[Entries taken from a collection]

★ ★ ★ ★ ★ ★ ★

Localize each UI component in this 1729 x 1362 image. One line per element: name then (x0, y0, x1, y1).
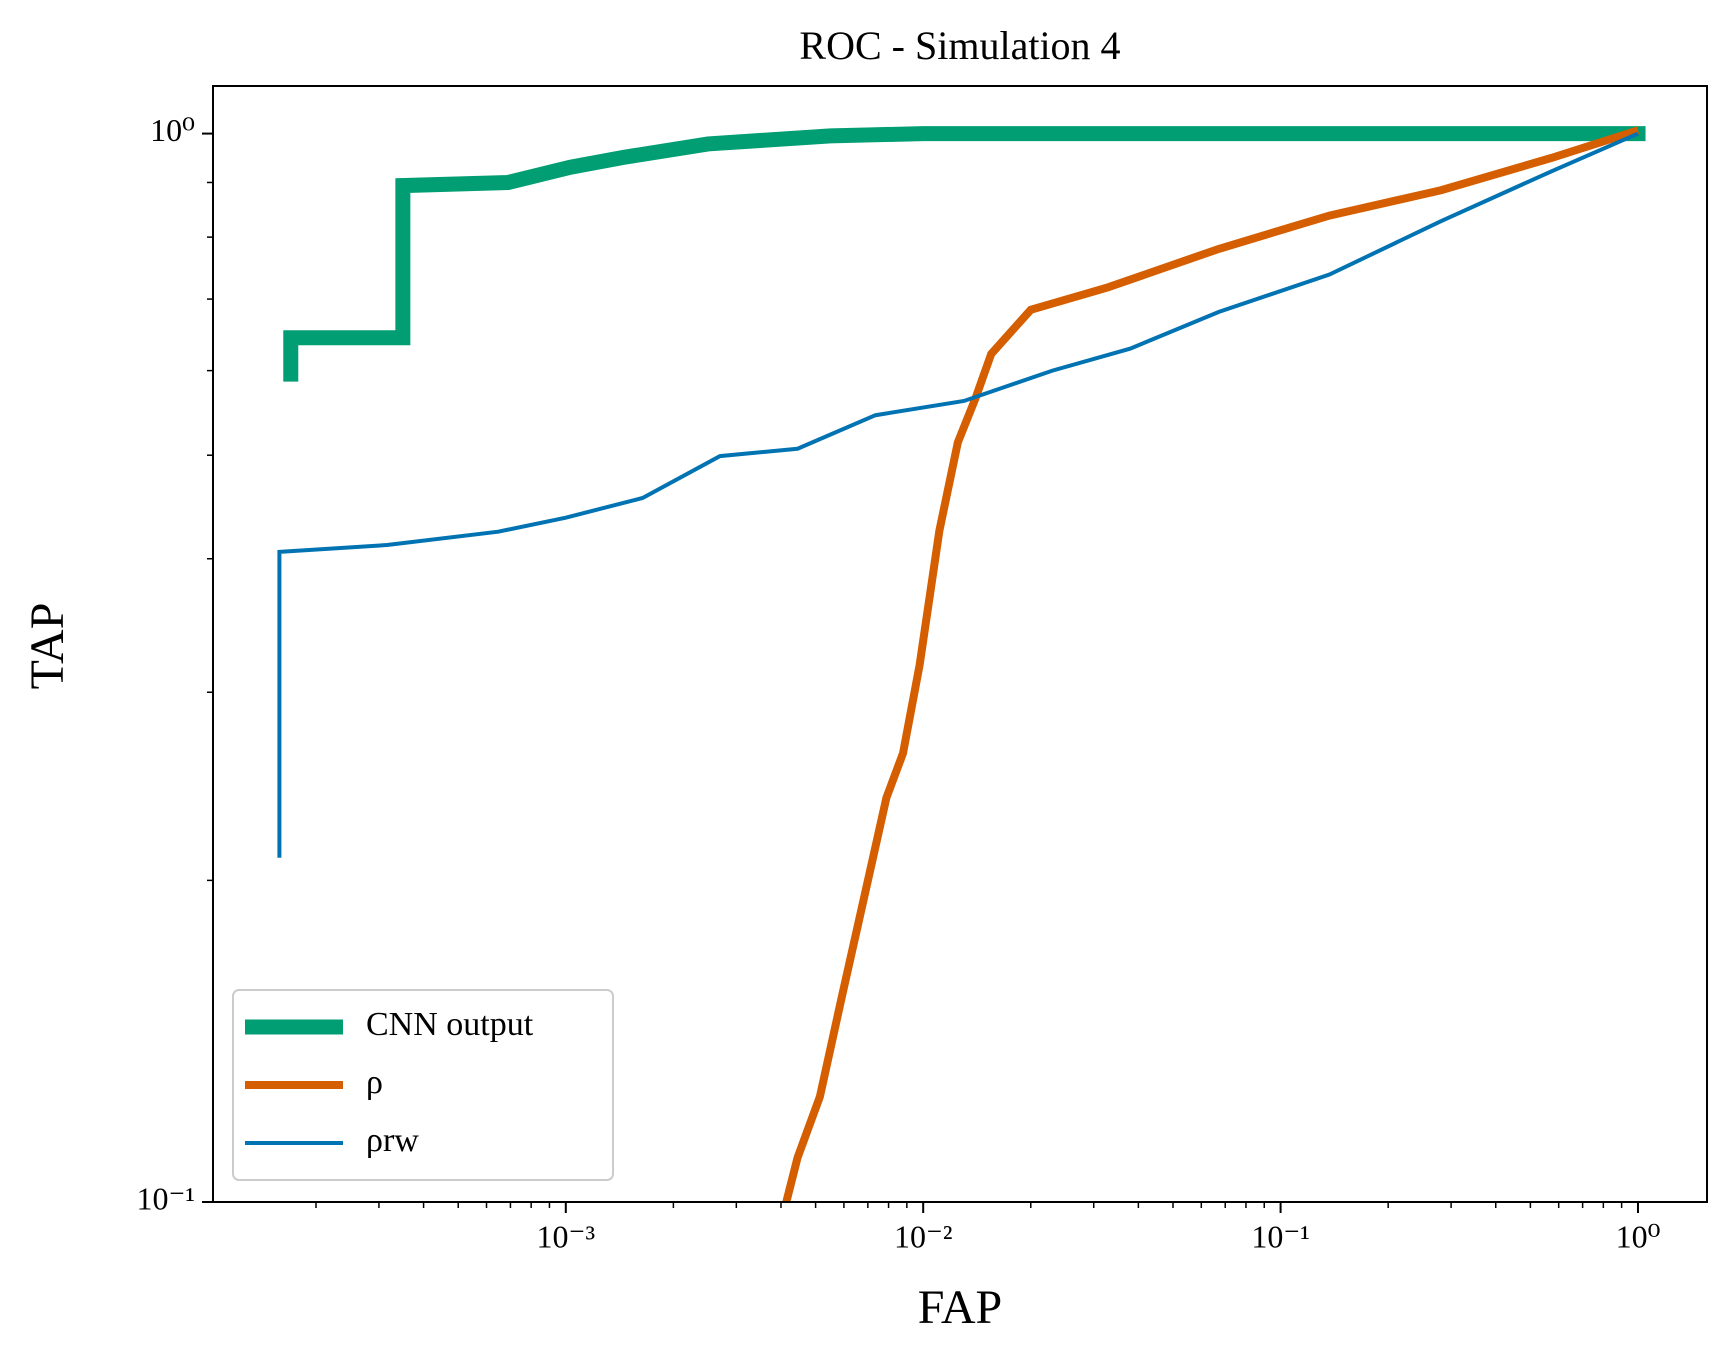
legend-box (232, 989, 614, 1181)
axes-frame (212, 85, 1708, 1203)
legend-label: ρ (366, 1064, 383, 1101)
series-line (283, 126, 1646, 382)
x-tick-label: 10⁻¹ (1251, 1218, 1309, 1254)
plot-area (277, 126, 1646, 1202)
y-axis-label: TAP (21, 603, 74, 690)
x-tick-label: 10⁻² (894, 1218, 952, 1254)
x-tick-label: 10⁻³ (537, 1218, 595, 1254)
y-tick-label: 10⁻¹ (137, 1180, 195, 1216)
legend-label: CNN output (366, 1006, 534, 1043)
legend-label: ρrw (366, 1122, 419, 1159)
chart-title: ROC - Simulation 4 (799, 23, 1120, 68)
series-line (277, 131, 1639, 858)
y-tick-label: 10⁰ (150, 112, 195, 148)
x-tick-label: 10⁰ (1616, 1218, 1661, 1254)
x-axis-label: FAP (918, 1281, 1003, 1334)
series-line (782, 126, 1640, 1202)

★ ★ ★ ★ ★ ★ ★

## Your goal
Write out all of the entries above word for word, but leave out the picture.

## Solution
Localize each UI component in this 1729 x 1362 image. One line per element: name then (x0, y0, x1, y1).
legend-box (232, 989, 614, 1181)
axes-frame (212, 85, 1708, 1203)
legend-label: ρ (366, 1064, 383, 1101)
series-line (283, 126, 1646, 382)
x-tick-label: 10⁻¹ (1251, 1218, 1309, 1254)
plot-area (277, 126, 1646, 1202)
y-axis-label: TAP (21, 603, 74, 690)
x-tick-label: 10⁻² (894, 1218, 952, 1254)
x-tick-label: 10⁻³ (537, 1218, 595, 1254)
y-tick-label: 10⁻¹ (137, 1180, 195, 1216)
legend-label: CNN output (366, 1006, 534, 1043)
legend-label: ρrw (366, 1122, 419, 1159)
chart-title: ROC - Simulation 4 (799, 23, 1120, 68)
series-line (277, 131, 1639, 858)
y-tick-label: 10⁰ (150, 112, 195, 148)
x-tick-label: 10⁰ (1616, 1218, 1661, 1254)
x-axis-label: FAP (918, 1281, 1003, 1334)
series-line (782, 126, 1640, 1202)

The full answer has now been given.